- [Goal of the exercise]
What lines of the data include the string "kierunku"? Copy them all.
= = = =
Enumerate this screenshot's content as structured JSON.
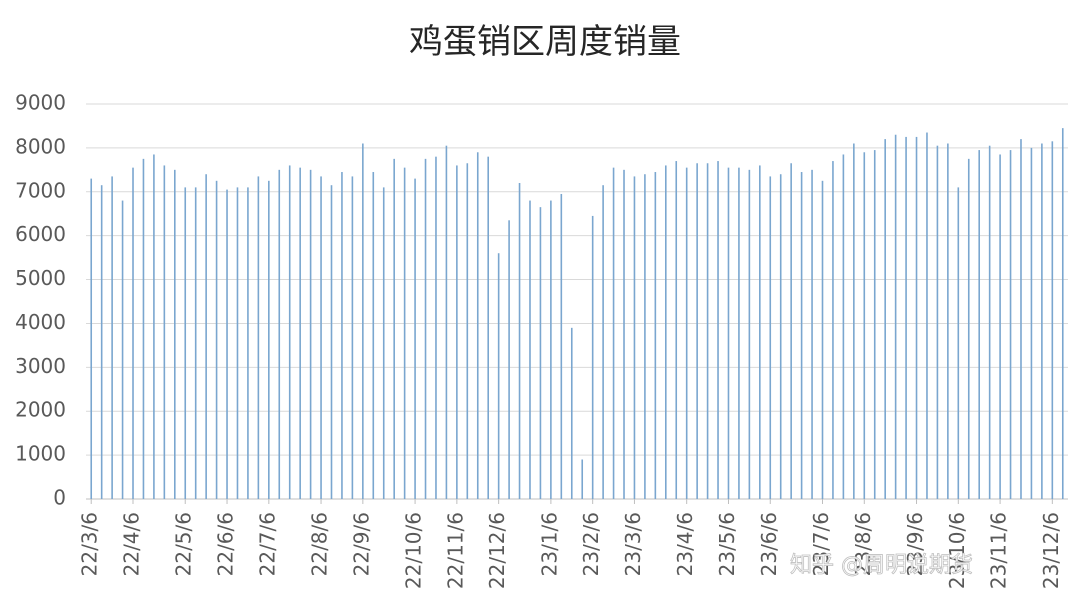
{
  "chart_data": {
    "type": "bar",
    "title": "鸡蛋销区周度销量",
    "annotation": "知乎 @周明说期货",
    "color": "#7aa6cf",
    "grid": true,
    "ylim": [
      0,
      9000
    ],
    "yticks": [
      0,
      1000,
      2000,
      3000,
      4000,
      5000,
      6000,
      7000,
      8000,
      9000
    ],
    "categories": [
      "22/3/6",
      null,
      null,
      null,
      "22/4/6",
      null,
      null,
      null,
      null,
      "22/5/6",
      null,
      null,
      null,
      "22/6/6",
      null,
      null,
      null,
      "22/7/6",
      null,
      null,
      null,
      null,
      "22/8/6",
      null,
      null,
      null,
      "22/9/6",
      null,
      null,
      null,
      null,
      "22/10/6",
      null,
      null,
      null,
      "22/11/6",
      null,
      null,
      null,
      "22/12/6",
      null,
      null,
      null,
      null,
      "23/1/6",
      null,
      null,
      null,
      "23/2/6",
      null,
      null,
      null,
      "23/3/6",
      null,
      null,
      null,
      null,
      "23/4/6",
      null,
      null,
      null,
      "23/5/6",
      null,
      null,
      null,
      "23/6/6",
      null,
      null,
      null,
      null,
      "23/7/6",
      null,
      null,
      null,
      "23/8/6",
      null,
      null,
      null,
      null,
      "23/9/6",
      null,
      null,
      null,
      "23/10/6",
      null,
      null,
      null,
      "23/11/6",
      null,
      null,
      null,
      null,
      "23/12/6",
      null
    ],
    "values": [
      7300,
      7150,
      7350,
      6800,
      7550,
      7750,
      7850,
      7600,
      7500,
      7100,
      7100,
      7400,
      7250,
      7050,
      7100,
      7100,
      7350,
      7250,
      7500,
      7600,
      7550,
      7500,
      7350,
      7150,
      7450,
      7350,
      8100,
      7450,
      7100,
      7750,
      7550,
      7300,
      7750,
      7800,
      8050,
      7600,
      7650,
      7900,
      7800,
      5600,
      6350,
      7200,
      6800,
      6650,
      6800,
      6950,
      3900,
      900,
      6450,
      7150,
      7550,
      7500,
      7350,
      7400,
      7450,
      7600,
      7700,
      7550,
      7650,
      7650,
      7700,
      7550,
      7550,
      7500,
      7600,
      7350,
      7400,
      7650,
      7450,
      7500,
      7250,
      7700,
      7850,
      8100,
      7900,
      7950,
      8200,
      8300,
      8250,
      8250,
      8350,
      8050,
      8100,
      7100,
      7750,
      7950,
      8050,
      7850,
      7950,
      8200,
      8000,
      8100,
      8150,
      8450
    ]
  }
}
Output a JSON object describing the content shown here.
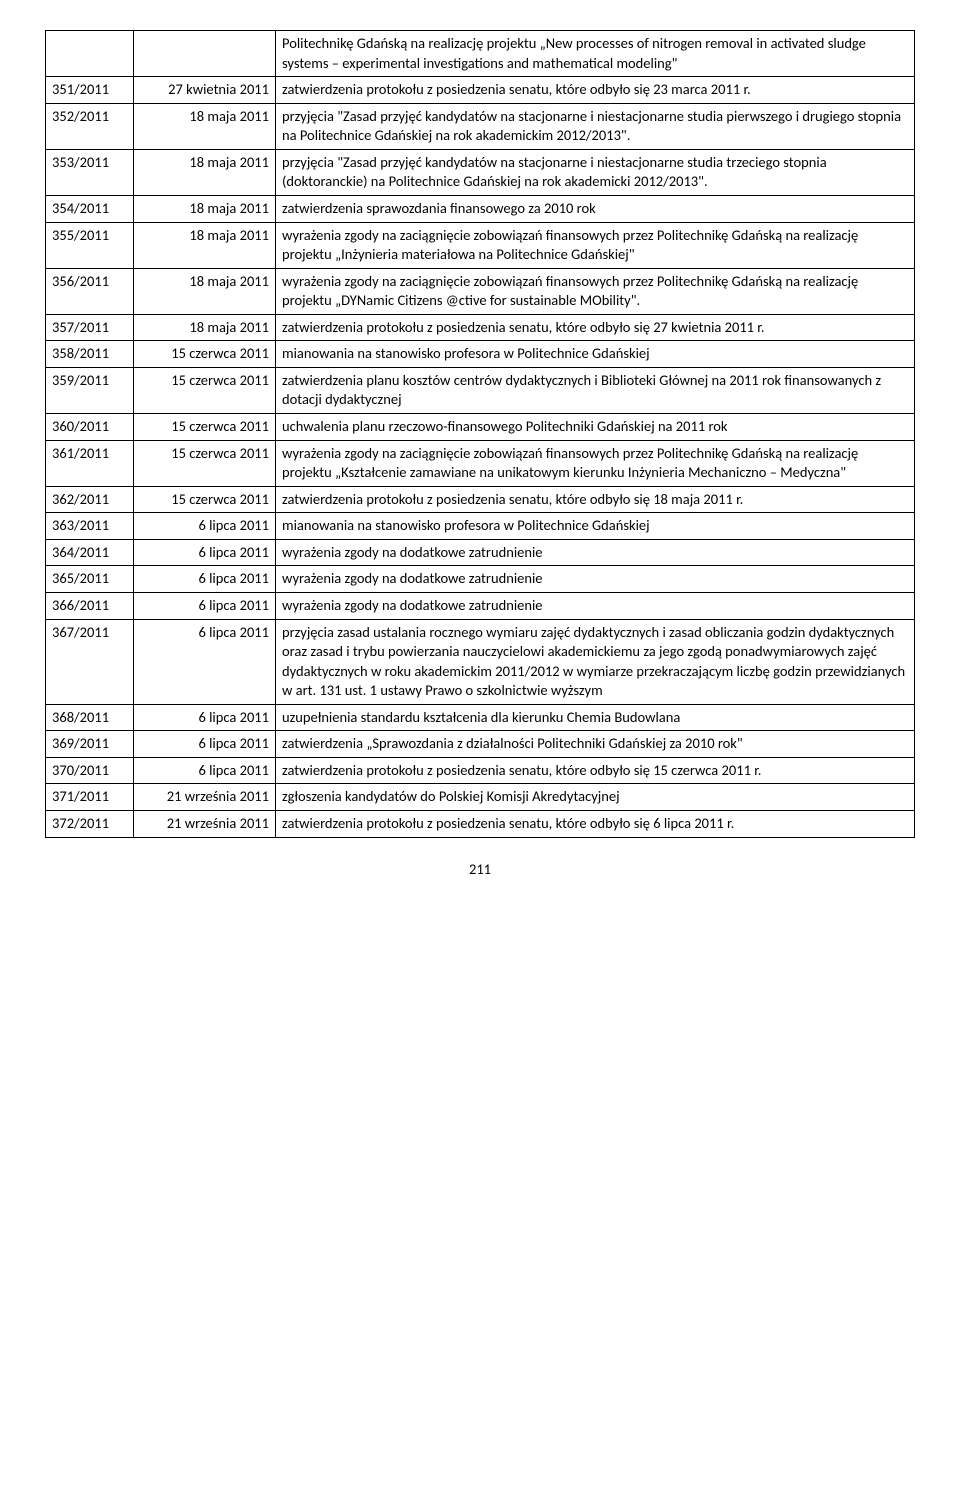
{
  "page_number": "211",
  "first_row_desc": "Politechnikę Gdańską na realizację projektu „New processes of nitrogen removal in activated sludge systems – experimental investigations and mathematical modeling\"",
  "rows": [
    {
      "id": "351/2011",
      "date": "27 kwietnia 2011",
      "desc": "zatwierdzenia protokołu z posiedzenia senatu, które odbyło się 23 marca 2011 r."
    },
    {
      "id": "352/2011",
      "date": "18 maja 2011",
      "desc": "przyjęcia \"Zasad przyjęć kandydatów na stacjonarne i niestacjonarne studia pierwszego i drugiego stopnia na Politechnice Gdańskiej na rok akademickim 2012/2013\"."
    },
    {
      "id": "353/2011",
      "date": "18 maja 2011",
      "desc": "przyjęcia \"Zasad przyjęć kandydatów na stacjonarne i niestacjonarne studia trzeciego stopnia (doktoranckie) na Politechnice Gdańskiej na rok akademicki 2012/2013\"."
    },
    {
      "id": "354/2011",
      "date": "18 maja 2011",
      "desc": "zatwierdzenia sprawozdania finansowego za 2010 rok"
    },
    {
      "id": "355/2011",
      "date": "18 maja 2011",
      "desc": "wyrażenia zgody na zaciągnięcie zobowiązań finansowych przez Politechnikę Gdańską na realizację projektu „Inżynieria materiałowa na Politechnice Gdańskiej\""
    },
    {
      "id": "356/2011",
      "date": "18 maja 2011",
      "desc": "wyrażenia zgody na zaciągnięcie zobowiązań finansowych przez Politechnikę Gdańską na realizację projektu „DYNamic Citizens @ctive for sustainable MObility\"."
    },
    {
      "id": "357/2011",
      "date": "18 maja 2011",
      "desc": "zatwierdzenia protokołu z posiedzenia senatu, które odbyło się 27 kwietnia 2011 r."
    },
    {
      "id": "358/2011",
      "date": "15 czerwca 2011",
      "desc": "mianowania na stanowisko profesora w Politechnice Gdańskiej"
    },
    {
      "id": "359/2011",
      "date": "15 czerwca 2011",
      "desc": "zatwierdzenia planu kosztów centrów dydaktycznych i Biblioteki Głównej na 2011 rok finansowanych z dotacji dydaktycznej"
    },
    {
      "id": "360/2011",
      "date": "15 czerwca 2011",
      "desc": "uchwalenia planu rzeczowo-finansowego Politechniki Gdańskiej na 2011 rok"
    },
    {
      "id": "361/2011",
      "date": "15 czerwca 2011",
      "desc": "wyrażenia zgody na zaciągnięcie zobowiązań finansowych przez Politechnikę Gdańską na realizację projektu „Kształcenie zamawiane na unikatowym kierunku Inżynieria Mechaniczno – Medyczna\""
    },
    {
      "id": "362/2011",
      "date": "15 czerwca 2011",
      "desc": "zatwierdzenia protokołu z posiedzenia senatu, które odbyło się 18 maja 2011 r."
    },
    {
      "id": "363/2011",
      "date": "6 lipca 2011",
      "desc": "mianowania na stanowisko profesora w Politechnice Gdańskiej"
    },
    {
      "id": "364/2011",
      "date": "6 lipca 2011",
      "desc": "wyrażenia zgody na dodatkowe zatrudnienie"
    },
    {
      "id": "365/2011",
      "date": "6 lipca 2011",
      "desc": "wyrażenia zgody na dodatkowe zatrudnienie"
    },
    {
      "id": "366/2011",
      "date": "6 lipca 2011",
      "desc": "wyrażenia zgody na dodatkowe zatrudnienie"
    },
    {
      "id": "367/2011",
      "date": "6 lipca 2011",
      "desc": "przyjęcia zasad ustalania rocznego wymiaru zajęć dydaktycznych i zasad obliczania godzin dydaktycznych oraz zasad i trybu powierzania nauczycielowi akademickiemu za jego zgodą ponadwymiarowych zajęć dydaktycznych w roku akademickim 2011/2012 w wymiarze przekraczającym liczbę godzin przewidzianych w art. 131 ust. 1 ustawy Prawo o szkolnictwie wyższym"
    },
    {
      "id": "368/2011",
      "date": "6 lipca 2011",
      "desc": "uzupełnienia standardu kształcenia dla kierunku Chemia Budowlana"
    },
    {
      "id": "369/2011",
      "date": "6 lipca 2011",
      "desc": "zatwierdzenia „Sprawozdania z działalności Politechniki Gdańskiej za 2010 rok\""
    },
    {
      "id": "370/2011",
      "date": "6 lipca 2011",
      "desc": "zatwierdzenia protokołu z posiedzenia senatu, które odbyło się 15 czerwca 2011 r."
    },
    {
      "id": "371/2011",
      "date": "21 września 2011",
      "desc": "zgłoszenia kandydatów do Polskiej Komisji Akredytacyjnej"
    },
    {
      "id": "372/2011",
      "date": "21 września 2011",
      "desc": "zatwierdzenia protokołu z posiedzenia senatu, które odbyło się 6 lipca 2011 r."
    }
  ]
}
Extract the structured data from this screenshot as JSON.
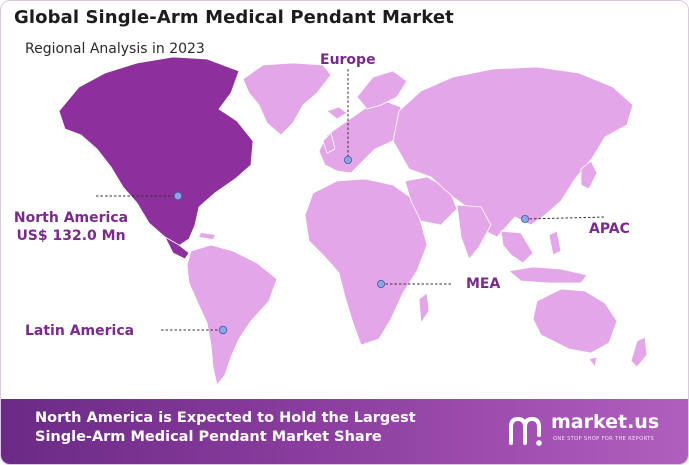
= = = =
- [Worked solution]
      "desc": "wyrażenia zgody na zaciągnięcie zobowiązań finansowych przez Politechnikę Gdańską na realizację projektu „Kształcenie zamawiane na unikatowym kierunku Inżynieria Mechaniczno – Medyczna\""
      "desc": "uzupełnienia standardu kształcenia dla kierunku Chemia Budowlana"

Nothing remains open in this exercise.